## BEGIN Rows

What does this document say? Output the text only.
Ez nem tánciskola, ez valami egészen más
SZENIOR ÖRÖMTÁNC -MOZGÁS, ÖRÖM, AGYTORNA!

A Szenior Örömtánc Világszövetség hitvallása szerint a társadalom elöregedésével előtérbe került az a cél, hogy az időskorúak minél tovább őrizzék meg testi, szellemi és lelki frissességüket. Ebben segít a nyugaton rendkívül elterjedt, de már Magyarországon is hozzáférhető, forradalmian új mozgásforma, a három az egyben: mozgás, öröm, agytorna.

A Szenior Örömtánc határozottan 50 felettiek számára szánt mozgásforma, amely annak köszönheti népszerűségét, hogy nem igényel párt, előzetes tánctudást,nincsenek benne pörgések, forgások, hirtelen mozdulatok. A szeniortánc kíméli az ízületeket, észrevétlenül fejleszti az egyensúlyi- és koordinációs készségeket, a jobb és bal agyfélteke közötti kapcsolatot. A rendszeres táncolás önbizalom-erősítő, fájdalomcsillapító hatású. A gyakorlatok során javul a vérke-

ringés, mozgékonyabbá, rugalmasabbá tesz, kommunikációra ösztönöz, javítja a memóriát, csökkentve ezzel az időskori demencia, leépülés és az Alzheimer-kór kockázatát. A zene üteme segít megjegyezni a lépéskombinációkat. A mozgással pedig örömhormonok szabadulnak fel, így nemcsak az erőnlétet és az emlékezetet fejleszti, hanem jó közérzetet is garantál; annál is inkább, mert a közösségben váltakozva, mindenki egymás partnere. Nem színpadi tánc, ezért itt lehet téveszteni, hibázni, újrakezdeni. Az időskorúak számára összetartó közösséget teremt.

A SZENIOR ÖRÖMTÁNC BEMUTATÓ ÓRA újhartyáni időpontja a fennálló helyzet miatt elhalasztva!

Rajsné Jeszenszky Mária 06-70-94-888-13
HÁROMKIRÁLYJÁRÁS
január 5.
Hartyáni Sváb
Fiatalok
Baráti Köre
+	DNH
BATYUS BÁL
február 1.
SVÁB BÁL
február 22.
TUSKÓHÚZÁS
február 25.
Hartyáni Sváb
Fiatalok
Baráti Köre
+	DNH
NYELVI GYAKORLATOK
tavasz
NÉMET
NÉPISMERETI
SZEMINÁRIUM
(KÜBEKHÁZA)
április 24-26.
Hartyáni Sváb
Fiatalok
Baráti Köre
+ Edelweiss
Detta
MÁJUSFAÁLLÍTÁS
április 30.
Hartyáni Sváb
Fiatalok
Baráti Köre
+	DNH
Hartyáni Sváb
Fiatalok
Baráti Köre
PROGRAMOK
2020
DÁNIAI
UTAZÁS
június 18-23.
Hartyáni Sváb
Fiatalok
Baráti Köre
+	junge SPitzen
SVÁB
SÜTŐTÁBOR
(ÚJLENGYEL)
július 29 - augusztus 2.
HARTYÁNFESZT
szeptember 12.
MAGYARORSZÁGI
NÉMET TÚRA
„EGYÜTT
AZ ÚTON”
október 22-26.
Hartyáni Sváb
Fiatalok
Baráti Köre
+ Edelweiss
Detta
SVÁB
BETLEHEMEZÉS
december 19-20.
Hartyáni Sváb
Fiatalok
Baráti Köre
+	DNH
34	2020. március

## END Rows

Directive | Return what is listed above, exactly and completely.

Solution |
What does this document say? Output the text only.
Ez nem tánciskola, ez valami egészen más
SZENIOR ÖRÖMTÁNC -MOZGÁS, ÖRÖM, AGYTORNA!

A Szenior Örömtánc Világszövetség hitvallása szerint a társadalom elöregedésével előtérbe került az a cél, hogy az időskorúak minél tovább őrizzék meg testi, szellemi és lelki frissességüket. Ebben segít a nyugaton rendkívül elterjedt, de már Magyarországon is hozzáférhető, forradalmian új mozgásforma, a három az egyben: mozgás, öröm, agytorna.

A Szenior Örömtánc határozottan 50 felettiek számára szánt mozgásforma, amely annak köszönheti népszerűségét, hogy nem igényel párt, előzetes tánctudást,nincsenek benne pörgések, forgások, hirtelen mozdulatok. A szeniortánc kíméli az ízületeket, észrevétlenül fejleszti az egyensúlyi- és koordinációs készségeket, a jobb és bal agyfélteke közötti kapcsolatot. A rendszeres táncolás önbizalom-erősítő, fájdalomcsillapító hatású. A gyakorlatok során javul a vérke-

ringés, mozgékonyabbá, rugalmasabbá tesz, kommunikációra ösztönöz, javítja a memóriát, csökkentve ezzel az időskori demencia, leépülés és az Alzheimer-kór kockázatát. A zene üteme segít megjegyezni a lépéskombinációkat. A mozgással pedig örömhormonok szabadulnak fel, így nemcsak az erőnlétet és az emlékezetet fejleszti, hanem jó közérzetet is garantál; annál is inkább, mert a közösségben váltakozva, mindenki egymás partnere. Nem színpadi tánc, ezért itt lehet téveszteni, hibázni, újrakezdeni. Az időskorúak számára összetartó közösséget teremt.

A SZENIOR ÖRÖMTÁNC BEMUTATÓ ÓRA újhartyáni időpontja a fennálló helyzet miatt elhalasztva!

Rajsné Jeszenszky Mária 06-70-94-888-13
HÁROMKIRÁLYJÁRÁS
január 5.
Hartyáni Sváb
Fiatalok
Baráti Köre
+	DNH
BATYUS BÁL
február 1.
SVÁB BÁL
február 22.
TUSKÓHÚZÁS
február 25.
Hartyáni Sváb
Fiatalok
Baráti Köre
+	DNH
NYELVI GYAKORLATOK
tavasz
NÉMET
NÉPISMERETI
SZEMINÁRIUM
(KÜBEKHÁZA)
április 24-26.
Hartyáni Sváb
Fiatalok
Baráti Köre
+ Edelweiss
Detta
MÁJUSFAÁLLÍTÁS
április 30.
Hartyáni Sváb
Fiatalok
Baráti Köre
+	DNH
Hartyáni Sváb
Fiatalok
Baráti Köre
PROGRAMOK
2020
DÁNIAI
UTAZÁS
június 18-23.
Hartyáni Sváb
Fiatalok
Baráti Köre
+	junge SPitzen
SVÁB
SÜTŐTÁBOR
(ÚJLENGYEL)
július 29 - augusztus 2.
HARTYÁNFESZT
szeptember 12.
MAGYARORSZÁGI
NÉMET TÚRA
„EGYÜTT
AZ ÚTON”
október 22-26.
Hartyáni Sváb
Fiatalok
Baráti Köre
+ Edelweiss
Detta
SVÁB
BETLEHEMEZÉS
december 19-20.
Hartyáni Sváb
Fiatalok
Baráti Köre
+	DNH
34	2020. március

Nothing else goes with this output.